DIRECTIONS FOR THIS TASK: Locate the string "right" in the records below. Copy every line where it occurs.

EXTRACTED INFORMATION:

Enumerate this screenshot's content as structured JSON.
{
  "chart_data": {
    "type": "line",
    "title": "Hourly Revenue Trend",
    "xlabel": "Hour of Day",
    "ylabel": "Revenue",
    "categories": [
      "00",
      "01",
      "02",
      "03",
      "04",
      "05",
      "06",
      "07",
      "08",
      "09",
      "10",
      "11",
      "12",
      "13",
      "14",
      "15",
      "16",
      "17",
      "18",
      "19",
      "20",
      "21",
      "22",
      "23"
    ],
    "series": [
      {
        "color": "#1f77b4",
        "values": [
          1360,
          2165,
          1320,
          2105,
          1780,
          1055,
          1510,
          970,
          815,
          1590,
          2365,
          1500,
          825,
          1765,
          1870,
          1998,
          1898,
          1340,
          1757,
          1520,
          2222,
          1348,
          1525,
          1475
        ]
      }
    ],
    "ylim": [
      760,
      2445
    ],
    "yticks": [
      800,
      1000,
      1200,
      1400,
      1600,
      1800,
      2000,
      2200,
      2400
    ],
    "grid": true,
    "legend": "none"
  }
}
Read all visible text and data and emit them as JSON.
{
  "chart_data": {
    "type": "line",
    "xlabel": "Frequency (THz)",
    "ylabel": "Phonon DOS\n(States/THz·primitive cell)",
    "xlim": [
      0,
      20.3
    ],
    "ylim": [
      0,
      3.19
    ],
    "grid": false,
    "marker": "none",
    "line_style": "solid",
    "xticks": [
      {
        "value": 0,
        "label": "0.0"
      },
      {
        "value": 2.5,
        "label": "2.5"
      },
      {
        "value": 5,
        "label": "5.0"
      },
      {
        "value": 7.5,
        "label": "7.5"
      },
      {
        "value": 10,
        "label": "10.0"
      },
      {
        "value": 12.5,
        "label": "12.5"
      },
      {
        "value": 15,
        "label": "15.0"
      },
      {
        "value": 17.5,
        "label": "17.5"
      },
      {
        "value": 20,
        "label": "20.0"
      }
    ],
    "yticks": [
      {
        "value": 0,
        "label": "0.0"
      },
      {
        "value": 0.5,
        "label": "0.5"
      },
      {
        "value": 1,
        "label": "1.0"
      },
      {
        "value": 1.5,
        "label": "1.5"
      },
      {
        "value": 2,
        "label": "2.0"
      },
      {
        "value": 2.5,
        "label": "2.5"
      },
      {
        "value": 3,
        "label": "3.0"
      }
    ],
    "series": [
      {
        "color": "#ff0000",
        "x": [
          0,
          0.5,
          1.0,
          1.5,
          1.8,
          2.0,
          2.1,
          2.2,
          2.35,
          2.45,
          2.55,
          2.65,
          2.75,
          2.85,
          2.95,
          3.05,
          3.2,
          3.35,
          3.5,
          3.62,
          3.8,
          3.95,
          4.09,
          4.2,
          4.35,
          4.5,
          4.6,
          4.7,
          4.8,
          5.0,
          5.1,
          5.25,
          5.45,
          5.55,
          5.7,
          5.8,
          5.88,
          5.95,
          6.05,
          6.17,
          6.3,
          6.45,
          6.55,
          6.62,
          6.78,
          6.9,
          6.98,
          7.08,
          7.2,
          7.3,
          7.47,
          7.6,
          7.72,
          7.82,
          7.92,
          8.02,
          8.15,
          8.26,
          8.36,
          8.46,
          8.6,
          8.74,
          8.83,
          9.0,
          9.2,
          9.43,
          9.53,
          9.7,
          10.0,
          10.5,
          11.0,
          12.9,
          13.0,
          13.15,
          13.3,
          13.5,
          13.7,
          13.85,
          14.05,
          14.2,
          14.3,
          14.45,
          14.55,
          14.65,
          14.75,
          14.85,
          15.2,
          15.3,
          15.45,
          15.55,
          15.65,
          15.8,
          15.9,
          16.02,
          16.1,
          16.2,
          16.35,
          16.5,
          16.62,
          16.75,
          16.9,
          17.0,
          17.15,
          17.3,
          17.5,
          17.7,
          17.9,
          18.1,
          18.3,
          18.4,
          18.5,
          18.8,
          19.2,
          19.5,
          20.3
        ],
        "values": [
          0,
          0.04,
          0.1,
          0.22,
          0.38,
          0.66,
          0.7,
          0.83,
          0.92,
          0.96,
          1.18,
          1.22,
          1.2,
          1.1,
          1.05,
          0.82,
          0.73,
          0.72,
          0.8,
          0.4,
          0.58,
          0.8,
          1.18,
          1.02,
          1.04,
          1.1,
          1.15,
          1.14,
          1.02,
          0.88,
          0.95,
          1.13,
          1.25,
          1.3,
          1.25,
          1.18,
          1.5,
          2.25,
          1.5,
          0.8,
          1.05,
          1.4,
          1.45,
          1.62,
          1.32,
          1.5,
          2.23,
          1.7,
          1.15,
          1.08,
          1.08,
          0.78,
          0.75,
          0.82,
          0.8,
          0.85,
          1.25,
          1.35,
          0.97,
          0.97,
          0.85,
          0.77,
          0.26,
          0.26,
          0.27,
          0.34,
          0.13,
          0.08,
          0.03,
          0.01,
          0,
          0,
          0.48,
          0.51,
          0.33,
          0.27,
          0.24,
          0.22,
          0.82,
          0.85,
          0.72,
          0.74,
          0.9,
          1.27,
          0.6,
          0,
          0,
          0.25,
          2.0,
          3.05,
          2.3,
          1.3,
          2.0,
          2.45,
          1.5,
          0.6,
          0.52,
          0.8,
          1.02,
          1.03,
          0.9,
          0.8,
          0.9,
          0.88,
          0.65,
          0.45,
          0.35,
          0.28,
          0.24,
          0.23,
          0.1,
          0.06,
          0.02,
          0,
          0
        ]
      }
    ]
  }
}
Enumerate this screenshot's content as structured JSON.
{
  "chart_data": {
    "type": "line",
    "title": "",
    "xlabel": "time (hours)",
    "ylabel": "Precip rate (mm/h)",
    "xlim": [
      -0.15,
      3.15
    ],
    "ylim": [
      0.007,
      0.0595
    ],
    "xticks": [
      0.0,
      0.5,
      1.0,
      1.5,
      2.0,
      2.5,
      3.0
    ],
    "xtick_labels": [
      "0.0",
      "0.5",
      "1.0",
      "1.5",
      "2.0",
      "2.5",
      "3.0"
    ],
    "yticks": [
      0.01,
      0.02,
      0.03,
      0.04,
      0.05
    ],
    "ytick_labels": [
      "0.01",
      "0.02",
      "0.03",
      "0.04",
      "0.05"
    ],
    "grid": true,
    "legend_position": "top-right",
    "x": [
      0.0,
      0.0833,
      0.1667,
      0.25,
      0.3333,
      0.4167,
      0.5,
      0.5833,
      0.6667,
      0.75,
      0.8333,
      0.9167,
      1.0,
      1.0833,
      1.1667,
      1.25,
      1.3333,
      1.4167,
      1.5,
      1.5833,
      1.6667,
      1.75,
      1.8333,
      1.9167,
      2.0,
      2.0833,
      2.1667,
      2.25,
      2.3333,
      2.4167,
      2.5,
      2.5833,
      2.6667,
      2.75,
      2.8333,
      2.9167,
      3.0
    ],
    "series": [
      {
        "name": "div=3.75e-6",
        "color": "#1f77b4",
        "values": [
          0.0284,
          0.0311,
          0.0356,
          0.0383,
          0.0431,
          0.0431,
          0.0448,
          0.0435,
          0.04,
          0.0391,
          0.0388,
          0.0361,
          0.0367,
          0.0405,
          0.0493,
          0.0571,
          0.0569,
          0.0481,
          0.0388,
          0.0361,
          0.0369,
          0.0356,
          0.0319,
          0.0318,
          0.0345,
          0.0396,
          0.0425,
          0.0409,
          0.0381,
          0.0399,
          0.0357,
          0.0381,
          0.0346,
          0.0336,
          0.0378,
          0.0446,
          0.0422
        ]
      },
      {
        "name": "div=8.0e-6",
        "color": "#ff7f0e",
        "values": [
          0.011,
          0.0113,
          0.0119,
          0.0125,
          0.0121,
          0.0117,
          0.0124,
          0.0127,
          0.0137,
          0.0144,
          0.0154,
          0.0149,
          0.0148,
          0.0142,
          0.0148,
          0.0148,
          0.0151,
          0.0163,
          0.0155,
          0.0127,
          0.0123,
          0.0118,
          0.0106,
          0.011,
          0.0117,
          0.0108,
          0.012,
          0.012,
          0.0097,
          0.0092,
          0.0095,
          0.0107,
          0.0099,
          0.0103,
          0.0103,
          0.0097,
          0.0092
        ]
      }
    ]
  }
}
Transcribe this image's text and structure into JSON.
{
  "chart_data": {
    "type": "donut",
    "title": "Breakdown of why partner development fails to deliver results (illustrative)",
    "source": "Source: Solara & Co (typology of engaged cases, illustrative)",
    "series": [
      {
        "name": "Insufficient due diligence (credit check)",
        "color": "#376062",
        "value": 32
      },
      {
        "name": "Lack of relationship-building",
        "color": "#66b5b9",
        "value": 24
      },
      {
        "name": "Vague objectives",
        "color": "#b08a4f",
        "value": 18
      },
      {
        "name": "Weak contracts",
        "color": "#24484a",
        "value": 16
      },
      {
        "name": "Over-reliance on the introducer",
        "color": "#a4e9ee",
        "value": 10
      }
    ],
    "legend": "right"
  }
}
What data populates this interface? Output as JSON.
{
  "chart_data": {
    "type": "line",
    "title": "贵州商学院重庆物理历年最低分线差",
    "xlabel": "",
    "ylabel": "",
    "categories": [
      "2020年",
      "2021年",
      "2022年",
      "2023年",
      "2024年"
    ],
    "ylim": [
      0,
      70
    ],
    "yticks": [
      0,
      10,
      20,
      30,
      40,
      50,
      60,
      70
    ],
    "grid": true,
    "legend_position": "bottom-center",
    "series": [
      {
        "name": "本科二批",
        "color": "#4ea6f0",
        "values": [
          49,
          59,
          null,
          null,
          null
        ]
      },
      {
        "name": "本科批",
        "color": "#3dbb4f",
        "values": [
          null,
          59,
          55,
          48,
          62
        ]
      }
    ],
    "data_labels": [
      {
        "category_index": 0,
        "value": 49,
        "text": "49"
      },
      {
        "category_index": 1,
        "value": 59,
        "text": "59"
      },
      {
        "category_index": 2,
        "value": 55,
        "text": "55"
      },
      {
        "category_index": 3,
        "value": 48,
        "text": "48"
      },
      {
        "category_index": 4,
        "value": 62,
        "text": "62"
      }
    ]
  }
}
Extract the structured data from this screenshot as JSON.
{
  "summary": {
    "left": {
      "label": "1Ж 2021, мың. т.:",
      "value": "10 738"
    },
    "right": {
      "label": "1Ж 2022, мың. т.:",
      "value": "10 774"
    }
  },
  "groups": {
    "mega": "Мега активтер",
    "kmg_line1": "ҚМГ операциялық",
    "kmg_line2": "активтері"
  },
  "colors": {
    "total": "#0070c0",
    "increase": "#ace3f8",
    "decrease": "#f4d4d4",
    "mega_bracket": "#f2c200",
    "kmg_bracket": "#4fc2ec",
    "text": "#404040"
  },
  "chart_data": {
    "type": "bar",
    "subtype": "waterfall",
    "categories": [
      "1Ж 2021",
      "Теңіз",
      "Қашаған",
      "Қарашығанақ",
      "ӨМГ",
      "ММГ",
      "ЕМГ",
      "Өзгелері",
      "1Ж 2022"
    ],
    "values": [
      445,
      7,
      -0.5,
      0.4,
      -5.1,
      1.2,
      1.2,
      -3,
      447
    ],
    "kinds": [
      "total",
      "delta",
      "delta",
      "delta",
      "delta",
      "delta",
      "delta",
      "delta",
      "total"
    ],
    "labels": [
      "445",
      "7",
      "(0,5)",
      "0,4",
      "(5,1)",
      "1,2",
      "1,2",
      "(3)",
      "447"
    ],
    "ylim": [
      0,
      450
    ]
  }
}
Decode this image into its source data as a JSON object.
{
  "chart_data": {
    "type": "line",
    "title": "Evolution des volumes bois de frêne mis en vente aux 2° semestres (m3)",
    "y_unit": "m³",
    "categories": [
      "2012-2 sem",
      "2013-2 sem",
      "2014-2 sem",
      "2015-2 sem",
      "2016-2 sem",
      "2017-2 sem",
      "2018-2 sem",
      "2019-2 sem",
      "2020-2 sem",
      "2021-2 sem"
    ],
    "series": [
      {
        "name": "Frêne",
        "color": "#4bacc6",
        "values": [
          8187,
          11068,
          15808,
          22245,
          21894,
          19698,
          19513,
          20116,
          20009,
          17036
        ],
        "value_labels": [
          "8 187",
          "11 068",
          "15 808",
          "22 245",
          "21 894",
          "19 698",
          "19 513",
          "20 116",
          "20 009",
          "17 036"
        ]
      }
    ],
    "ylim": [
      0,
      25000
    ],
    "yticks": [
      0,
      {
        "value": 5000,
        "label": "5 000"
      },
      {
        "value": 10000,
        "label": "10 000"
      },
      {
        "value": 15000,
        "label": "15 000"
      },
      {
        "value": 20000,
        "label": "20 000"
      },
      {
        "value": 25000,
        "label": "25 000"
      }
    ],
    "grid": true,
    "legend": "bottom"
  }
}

ANSWER:
    "legend_position": "top-right",
    "legend": "right"
    "right": {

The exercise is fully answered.